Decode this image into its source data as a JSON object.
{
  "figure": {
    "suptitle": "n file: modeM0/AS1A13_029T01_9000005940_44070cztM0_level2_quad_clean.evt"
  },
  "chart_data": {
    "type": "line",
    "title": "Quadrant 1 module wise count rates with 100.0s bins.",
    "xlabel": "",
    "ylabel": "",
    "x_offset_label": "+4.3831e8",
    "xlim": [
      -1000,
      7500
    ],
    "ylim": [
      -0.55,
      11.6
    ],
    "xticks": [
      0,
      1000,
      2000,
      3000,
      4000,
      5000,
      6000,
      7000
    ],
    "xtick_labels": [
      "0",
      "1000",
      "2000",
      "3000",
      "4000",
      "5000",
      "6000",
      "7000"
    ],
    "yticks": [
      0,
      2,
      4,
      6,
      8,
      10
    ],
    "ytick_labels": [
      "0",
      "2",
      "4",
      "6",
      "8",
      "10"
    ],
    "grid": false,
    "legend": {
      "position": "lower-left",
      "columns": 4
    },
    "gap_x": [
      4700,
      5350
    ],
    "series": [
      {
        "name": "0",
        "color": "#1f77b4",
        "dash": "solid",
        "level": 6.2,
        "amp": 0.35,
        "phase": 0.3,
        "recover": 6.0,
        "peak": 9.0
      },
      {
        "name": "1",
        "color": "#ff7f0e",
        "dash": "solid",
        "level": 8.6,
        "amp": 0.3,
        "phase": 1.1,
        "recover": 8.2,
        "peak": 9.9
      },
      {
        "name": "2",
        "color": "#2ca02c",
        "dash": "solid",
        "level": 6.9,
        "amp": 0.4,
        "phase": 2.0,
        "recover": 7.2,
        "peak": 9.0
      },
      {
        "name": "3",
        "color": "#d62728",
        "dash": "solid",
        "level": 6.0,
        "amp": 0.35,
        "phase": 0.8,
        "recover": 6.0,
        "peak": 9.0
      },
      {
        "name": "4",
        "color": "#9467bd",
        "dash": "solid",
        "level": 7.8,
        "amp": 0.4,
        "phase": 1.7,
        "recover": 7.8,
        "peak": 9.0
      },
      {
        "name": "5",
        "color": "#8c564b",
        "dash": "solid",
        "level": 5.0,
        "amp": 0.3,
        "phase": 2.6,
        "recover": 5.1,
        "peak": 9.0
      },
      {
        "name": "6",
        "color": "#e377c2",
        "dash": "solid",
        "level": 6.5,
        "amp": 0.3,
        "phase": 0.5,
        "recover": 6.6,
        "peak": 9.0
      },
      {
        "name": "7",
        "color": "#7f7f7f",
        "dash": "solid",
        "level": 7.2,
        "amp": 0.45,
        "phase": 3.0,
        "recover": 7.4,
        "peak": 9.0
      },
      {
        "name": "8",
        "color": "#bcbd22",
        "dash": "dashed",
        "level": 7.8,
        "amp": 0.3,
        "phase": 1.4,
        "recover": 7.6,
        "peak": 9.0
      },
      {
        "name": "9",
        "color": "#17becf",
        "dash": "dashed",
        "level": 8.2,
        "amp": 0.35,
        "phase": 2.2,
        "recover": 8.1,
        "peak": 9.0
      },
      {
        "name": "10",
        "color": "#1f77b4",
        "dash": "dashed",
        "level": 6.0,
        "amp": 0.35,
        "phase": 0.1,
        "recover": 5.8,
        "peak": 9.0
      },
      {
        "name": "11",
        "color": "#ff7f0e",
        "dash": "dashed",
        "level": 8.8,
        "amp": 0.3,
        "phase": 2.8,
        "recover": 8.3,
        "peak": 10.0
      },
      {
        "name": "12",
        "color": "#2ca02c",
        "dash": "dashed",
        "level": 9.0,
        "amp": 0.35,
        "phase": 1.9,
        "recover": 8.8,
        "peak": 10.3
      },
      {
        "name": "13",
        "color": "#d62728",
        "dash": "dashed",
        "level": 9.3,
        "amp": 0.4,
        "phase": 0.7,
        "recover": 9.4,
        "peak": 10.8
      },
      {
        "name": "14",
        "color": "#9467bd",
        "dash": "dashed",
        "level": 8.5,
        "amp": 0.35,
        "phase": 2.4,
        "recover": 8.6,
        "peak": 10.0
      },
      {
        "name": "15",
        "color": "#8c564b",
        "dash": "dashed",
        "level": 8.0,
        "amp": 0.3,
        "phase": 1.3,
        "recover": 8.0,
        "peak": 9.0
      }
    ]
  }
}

_PROBLEM STATEMENT_
Word for word, restate all of the data shown above.

_EXERCISE SOLUTION_
Decode this image into its source data as a JSON object.
{
  "figure": {
    "suptitle": "n file: modeM0/AS1A13_029T01_9000005940_44070cztM0_level2_quad_clean.evt"
  },
  "chart_data": {
    "type": "line",
    "title": "Quadrant 1 module wise count rates with 100.0s bins.",
    "xlabel": "",
    "ylabel": "",
    "x_offset_label": "+4.3831e8",
    "xlim": [
      -1000,
      7500
    ],
    "ylim": [
      -0.55,
      11.6
    ],
    "xticks": [
      0,
      1000,
      2000,
      3000,
      4000,
      5000,
      6000,
      7000
    ],
    "xtick_labels": [
      "0",
      "1000",
      "2000",
      "3000",
      "4000",
      "5000",
      "6000",
      "7000"
    ],
    "yticks": [
      0,
      2,
      4,
      6,
      8,
      10
    ],
    "ytick_labels": [
      "0",
      "2",
      "4",
      "6",
      "8",
      "10"
    ],
    "grid": false,
    "legend": {
      "position": "lower-left",
      "columns": 4
    },
    "gap_x": [
      4700,
      5350
    ],
    "series": [
      {
        "name": "0",
        "color": "#1f77b4",
        "dash": "solid",
        "level": 6.2,
        "amp": 0.35,
        "phase": 0.3,
        "recover": 6.0,
        "peak": 9.0
      },
      {
        "name": "1",
        "color": "#ff7f0e",
        "dash": "solid",
        "level": 8.6,
        "amp": 0.3,
        "phase": 1.1,
        "recover": 8.2,
        "peak": 9.9
      },
      {
        "name": "2",
        "color": "#2ca02c",
        "dash": "solid",
        "level": 6.9,
        "amp": 0.4,
        "phase": 2.0,
        "recover": 7.2,
        "peak": 9.0
      },
      {
        "name": "3",
        "color": "#d62728",
        "dash": "solid",
        "level": 6.0,
        "amp": 0.35,
        "phase": 0.8,
        "recover": 6.0,
        "peak": 9.0
      },
      {
        "name": "4",
        "color": "#9467bd",
        "dash": "solid",
        "level": 7.8,
        "amp": 0.4,
        "phase": 1.7,
        "recover": 7.8,
        "peak": 9.0
      },
      {
        "name": "5",
        "color": "#8c564b",
        "dash": "solid",
        "level": 5.0,
        "amp": 0.3,
        "phase": 2.6,
        "recover": 5.1,
        "peak": 9.0
      },
      {
        "name": "6",
        "color": "#e377c2",
        "dash": "solid",
        "level": 6.5,
        "amp": 0.3,
        "phase": 0.5,
        "recover": 6.6,
        "peak": 9.0
      },
      {
        "name": "7",
        "color": "#7f7f7f",
        "dash": "solid",
        "level": 7.2,
        "amp": 0.45,
        "phase": 3.0,
        "recover": 7.4,
        "peak": 9.0
      },
      {
        "name": "8",
        "color": "#bcbd22",
        "dash": "dashed",
        "level": 7.8,
        "amp": 0.3,
        "phase": 1.4,
        "recover": 7.6,
        "peak": 9.0
      },
      {
        "name": "9",
        "color": "#17becf",
        "dash": "dashed",
        "level": 8.2,
        "amp": 0.35,
        "phase": 2.2,
        "recover": 8.1,
        "peak": 9.0
      },
      {
        "name": "10",
        "color": "#1f77b4",
        "dash": "dashed",
        "level": 6.0,
        "amp": 0.35,
        "phase": 0.1,
        "recover": 5.8,
        "peak": 9.0
      },
      {
        "name": "11",
        "color": "#ff7f0e",
        "dash": "dashed",
        "level": 8.8,
        "amp": 0.3,
        "phase": 2.8,
        "recover": 8.3,
        "peak": 10.0
      },
      {
        "name": "12",
        "color": "#2ca02c",
        "dash": "dashed",
        "level": 9.0,
        "amp": 0.35,
        "phase": 1.9,
        "recover": 8.8,
        "peak": 10.3
      },
      {
        "name": "13",
        "color": "#d62728",
        "dash": "dashed",
        "level": 9.3,
        "amp": 0.4,
        "phase": 0.7,
        "recover": 9.4,
        "peak": 10.8
      },
      {
        "name": "14",
        "color": "#9467bd",
        "dash": "dashed",
        "level": 8.5,
        "amp": 0.35,
        "phase": 2.4,
        "recover": 8.6,
        "peak": 10.0
      },
      {
        "name": "15",
        "color": "#8c564b",
        "dash": "dashed",
        "level": 8.0,
        "amp": 0.3,
        "phase": 1.3,
        "recover": 8.0,
        "peak": 9.0
      }
    ]
  }
}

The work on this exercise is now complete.